Selected text:
Appropriately, and in accordance with custom, this special dinner began with Turkish breakfast foods. Dishes similar to those found on our hotel menu each morning were set out family-style on the tables. Included were Turkish pastirma, made from air-dried beef and flavored with fenugreek, garlic, cumin, and red pepper; otlu börek, a delicious baked pastry from Akin's native Ula--a thin soft dough made with very little yeast filled with whey, parsley, dill, green onions, and either Swiss chard or a mixture of wild greens; and pide, a bread similar to pita but softer inside and sprinkled with nigella seeds. There were also various local cheeses; olives; homemade jams including wild fig, rose, and sour cherry; and a marmalade that included peels of both Seville oranges and bergamot.

"Breakfast" was followed by traditional serai (court-style) chickpea soup--a chickpea/chicken broth elevated to elegance by adding ground pistachios, peeling the chickpeas after cooking but before pureeing, and garnishing with pomegranate seeds and chopped pistachios. Final touches were a dusting of cinnamon and a squeeze of lemon juice.

Exercises to complete:
**A.** In the Turkish dinner passage, rename "pastirma" as "pastrami" in everything from "Appropriately, and in" down to "oranges and bergamot.".
**B.** In the Turkish dinner passage, what were the final touches added to the chickpea soup?
The material comes from a separate source.

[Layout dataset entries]
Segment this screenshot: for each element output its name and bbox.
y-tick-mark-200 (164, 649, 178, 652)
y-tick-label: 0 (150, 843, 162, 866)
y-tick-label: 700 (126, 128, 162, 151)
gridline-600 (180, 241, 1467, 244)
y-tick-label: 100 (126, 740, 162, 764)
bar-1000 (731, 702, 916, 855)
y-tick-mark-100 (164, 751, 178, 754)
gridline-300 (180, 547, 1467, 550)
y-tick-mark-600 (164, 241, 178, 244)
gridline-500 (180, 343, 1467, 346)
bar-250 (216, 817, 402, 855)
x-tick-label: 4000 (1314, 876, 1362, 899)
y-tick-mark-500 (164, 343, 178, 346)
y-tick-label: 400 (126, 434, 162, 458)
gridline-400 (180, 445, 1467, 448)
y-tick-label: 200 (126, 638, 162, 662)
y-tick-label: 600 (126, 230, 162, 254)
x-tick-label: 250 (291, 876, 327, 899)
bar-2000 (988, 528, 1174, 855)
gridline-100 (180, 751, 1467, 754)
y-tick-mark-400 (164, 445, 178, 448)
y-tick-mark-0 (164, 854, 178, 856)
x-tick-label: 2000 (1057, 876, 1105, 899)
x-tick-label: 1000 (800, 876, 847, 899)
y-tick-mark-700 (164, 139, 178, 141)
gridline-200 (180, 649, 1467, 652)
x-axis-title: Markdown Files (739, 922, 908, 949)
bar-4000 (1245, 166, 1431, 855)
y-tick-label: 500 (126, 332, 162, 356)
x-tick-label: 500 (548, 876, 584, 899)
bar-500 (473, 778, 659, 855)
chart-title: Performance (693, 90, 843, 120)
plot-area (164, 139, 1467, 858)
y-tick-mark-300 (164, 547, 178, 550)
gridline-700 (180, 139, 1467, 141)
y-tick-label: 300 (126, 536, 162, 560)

Solutions to each task:
**A.**
Appropriately, and in accordance with custom, this special dinner began with Turkish breakfast foods. Dishes similar to those found on our hotel menu each morning were set out family-style on the tables. Included were Turkish pastrami, made from air-dried beef and flavored with fenugreek, garlic, cumin, and red pepper; otlu börek, a delicious baked pastry from Akin's native Ula--a thin soft dough made with very little yeast filled with whey, parsley, dill, green onions, and either Swiss chard or a mixture of wild greens; and pide, a bread similar to pita but softer inside and sprinkled with nigella seeds. There were also various local cheeses; olives; homemade jams including wild fig, rose, and sour cherry; and a marmalade that included peels of both Seville oranges and bergamot.

**B.** A dusting of cinnamon and a squeeze of lemon juice.